- [Dettagli esercizio]: Trascrivi senza alcuna modifica le righe a partire da quella che contiene "scale-bar-b: 50 μm (372, 608, 430, 626)" fino a quella che contiene "axis-label-a-6: 586.98 (871, 152, 903, 164)", entrambe incluse.

- [Dati in ingresso]:
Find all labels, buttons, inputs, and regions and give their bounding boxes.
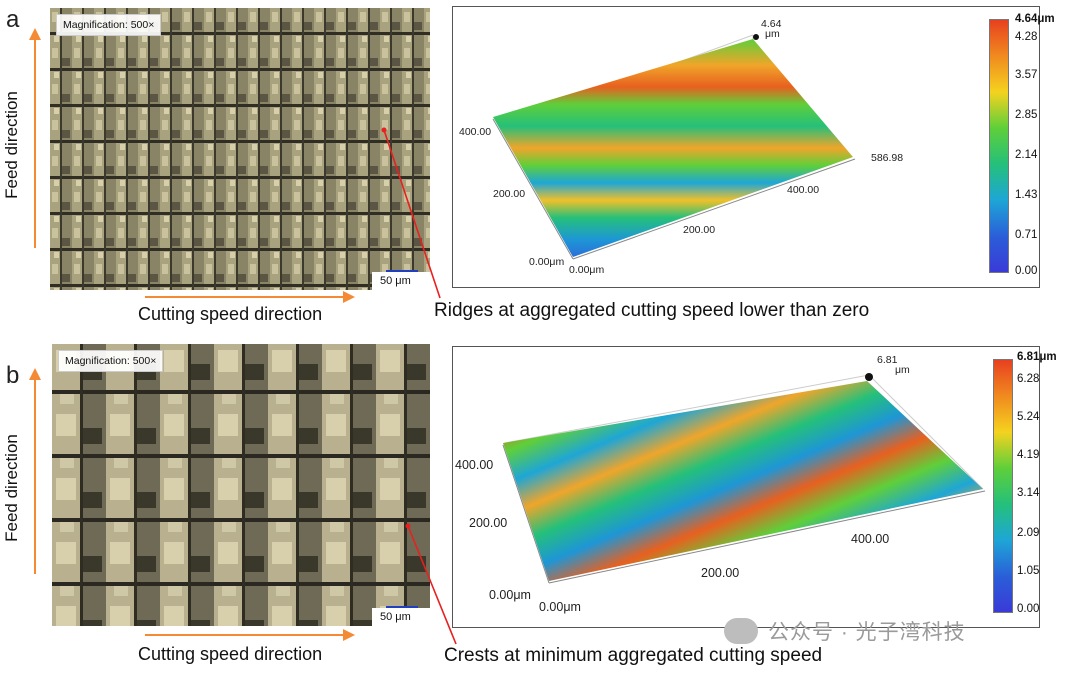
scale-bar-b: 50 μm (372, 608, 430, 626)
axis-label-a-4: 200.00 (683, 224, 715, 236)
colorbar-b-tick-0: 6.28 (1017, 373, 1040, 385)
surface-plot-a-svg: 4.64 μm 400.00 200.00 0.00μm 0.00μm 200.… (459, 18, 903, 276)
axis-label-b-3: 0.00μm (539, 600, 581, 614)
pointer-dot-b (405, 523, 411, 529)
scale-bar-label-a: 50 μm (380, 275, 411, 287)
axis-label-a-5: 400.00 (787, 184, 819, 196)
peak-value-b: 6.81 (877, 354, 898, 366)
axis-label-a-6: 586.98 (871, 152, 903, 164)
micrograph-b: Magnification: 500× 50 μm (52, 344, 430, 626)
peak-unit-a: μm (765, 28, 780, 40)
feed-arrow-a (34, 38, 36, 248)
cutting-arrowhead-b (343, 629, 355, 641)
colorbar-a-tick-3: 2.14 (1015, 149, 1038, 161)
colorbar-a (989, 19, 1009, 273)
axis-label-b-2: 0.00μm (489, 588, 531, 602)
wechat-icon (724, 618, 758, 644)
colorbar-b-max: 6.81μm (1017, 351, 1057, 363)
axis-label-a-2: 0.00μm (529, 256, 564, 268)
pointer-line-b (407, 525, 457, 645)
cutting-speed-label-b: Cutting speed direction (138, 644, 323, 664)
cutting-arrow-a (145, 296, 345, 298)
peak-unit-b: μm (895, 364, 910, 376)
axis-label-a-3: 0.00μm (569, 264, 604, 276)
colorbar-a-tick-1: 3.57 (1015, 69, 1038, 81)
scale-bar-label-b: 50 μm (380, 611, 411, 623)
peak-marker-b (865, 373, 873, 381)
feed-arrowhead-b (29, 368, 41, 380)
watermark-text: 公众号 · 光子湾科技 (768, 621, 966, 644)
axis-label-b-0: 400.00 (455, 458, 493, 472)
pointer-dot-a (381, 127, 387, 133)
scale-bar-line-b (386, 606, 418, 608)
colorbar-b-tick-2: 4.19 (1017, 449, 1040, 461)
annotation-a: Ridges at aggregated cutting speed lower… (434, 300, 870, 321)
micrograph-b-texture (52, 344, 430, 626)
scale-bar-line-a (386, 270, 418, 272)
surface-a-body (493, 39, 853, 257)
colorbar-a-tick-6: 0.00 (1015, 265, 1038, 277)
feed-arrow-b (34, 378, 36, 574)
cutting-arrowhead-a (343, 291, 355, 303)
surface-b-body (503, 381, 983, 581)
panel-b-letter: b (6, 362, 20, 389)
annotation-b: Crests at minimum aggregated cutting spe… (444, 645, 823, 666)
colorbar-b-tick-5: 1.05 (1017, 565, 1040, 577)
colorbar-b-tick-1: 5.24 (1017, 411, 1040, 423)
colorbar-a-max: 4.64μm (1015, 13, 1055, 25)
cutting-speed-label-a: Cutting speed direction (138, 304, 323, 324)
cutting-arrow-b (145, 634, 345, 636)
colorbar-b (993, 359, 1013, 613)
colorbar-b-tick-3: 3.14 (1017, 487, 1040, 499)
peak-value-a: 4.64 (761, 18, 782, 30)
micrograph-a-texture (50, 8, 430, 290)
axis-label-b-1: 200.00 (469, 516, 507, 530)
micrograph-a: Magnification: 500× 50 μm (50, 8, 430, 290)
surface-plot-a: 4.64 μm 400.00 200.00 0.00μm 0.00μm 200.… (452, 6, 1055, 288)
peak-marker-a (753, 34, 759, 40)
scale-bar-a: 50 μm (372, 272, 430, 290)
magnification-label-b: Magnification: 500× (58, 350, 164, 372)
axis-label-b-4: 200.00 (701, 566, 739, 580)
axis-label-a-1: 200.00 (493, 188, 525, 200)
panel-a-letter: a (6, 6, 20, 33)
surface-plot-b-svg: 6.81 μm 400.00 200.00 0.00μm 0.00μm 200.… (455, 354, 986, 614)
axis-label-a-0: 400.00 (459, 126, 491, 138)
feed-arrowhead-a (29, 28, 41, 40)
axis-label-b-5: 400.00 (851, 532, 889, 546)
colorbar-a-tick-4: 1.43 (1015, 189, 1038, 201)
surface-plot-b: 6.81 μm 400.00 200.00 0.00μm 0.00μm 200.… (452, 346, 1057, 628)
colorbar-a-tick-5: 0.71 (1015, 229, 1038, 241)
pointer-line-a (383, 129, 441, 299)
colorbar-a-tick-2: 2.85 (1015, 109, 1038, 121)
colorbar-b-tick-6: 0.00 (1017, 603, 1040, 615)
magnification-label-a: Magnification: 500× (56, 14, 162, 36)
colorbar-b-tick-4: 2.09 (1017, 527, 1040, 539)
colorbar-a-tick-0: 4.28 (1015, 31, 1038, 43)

- [Risultato]:
scale-bar-b: 50 μm (372, 608, 430, 626)
axis-label-a-4: 200.00 (683, 224, 715, 236)
colorbar-b-tick-0: 6.28 (1017, 373, 1040, 385)
surface-plot-a-svg: 4.64 μm 400.00 200.00 0.00μm 0.00μm 200.… (459, 18, 903, 276)
axis-label-b-3: 0.00μm (539, 600, 581, 614)
pointer-dot-b (405, 523, 411, 529)
scale-bar-label-a: 50 μm (380, 275, 411, 287)
axis-label-a-5: 400.00 (787, 184, 819, 196)
peak-value-b: 6.81 (877, 354, 898, 366)
axis-label-a-6: 586.98 (871, 152, 903, 164)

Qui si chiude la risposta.